#### ITEMS ####
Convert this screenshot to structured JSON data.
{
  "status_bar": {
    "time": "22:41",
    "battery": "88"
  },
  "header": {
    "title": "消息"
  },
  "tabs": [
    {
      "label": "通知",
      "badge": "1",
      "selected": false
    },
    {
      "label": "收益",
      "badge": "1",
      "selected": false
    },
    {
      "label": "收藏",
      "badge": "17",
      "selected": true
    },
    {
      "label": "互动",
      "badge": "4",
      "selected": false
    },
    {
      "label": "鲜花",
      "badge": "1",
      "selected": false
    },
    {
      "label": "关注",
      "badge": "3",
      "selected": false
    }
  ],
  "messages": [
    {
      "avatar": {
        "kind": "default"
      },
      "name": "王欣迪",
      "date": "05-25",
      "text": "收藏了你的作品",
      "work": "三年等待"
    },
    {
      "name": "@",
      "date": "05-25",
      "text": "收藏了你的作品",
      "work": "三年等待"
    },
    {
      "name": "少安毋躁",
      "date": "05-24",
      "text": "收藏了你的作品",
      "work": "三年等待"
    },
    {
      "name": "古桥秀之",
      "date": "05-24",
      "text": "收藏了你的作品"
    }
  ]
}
####
§ SET TASK:
Every line above should be printed again exactly as it stands.

§ WORKED ANSWER:
Convert this screenshot to structured JSON data.
{
  "status_bar": {
    "time": "22:41",
    "battery": "88"
  },
  "header": {
    "title": "消息"
  },
  "tabs": [
    {
      "label": "通知",
      "badge": "1",
      "selected": false
    },
    {
      "label": "收益",
      "badge": "1",
      "selected": false
    },
    {
      "label": "收藏",
      "badge": "17",
      "selected": true
    },
    {
      "label": "互动",
      "badge": "4",
      "selected": false
    },
    {
      "label": "鲜花",
      "badge": "1",
      "selected": false
    },
    {
      "label": "关注",
      "badge": "3",
      "selected": false
    }
  ],
  "messages": [
    {
      "avatar": {
        "kind": "default"
      },
      "name": "王欣迪",
      "date": "05-25",
      "text": "收藏了你的作品",
      "work": "三年等待"
    },
    {
      "name": "@",
      "date": "05-25",
      "text": "收藏了你的作品",
      "work": "三年等待"
    },
    {
      "name": "少安毋躁",
      "date": "05-24",
      "text": "收藏了你的作品",
      "work": "三年等待"
    },
    {
      "name": "古桥秀之",
      "date": "05-24",
      "text": "收藏了你的作品"
    }
  ]
}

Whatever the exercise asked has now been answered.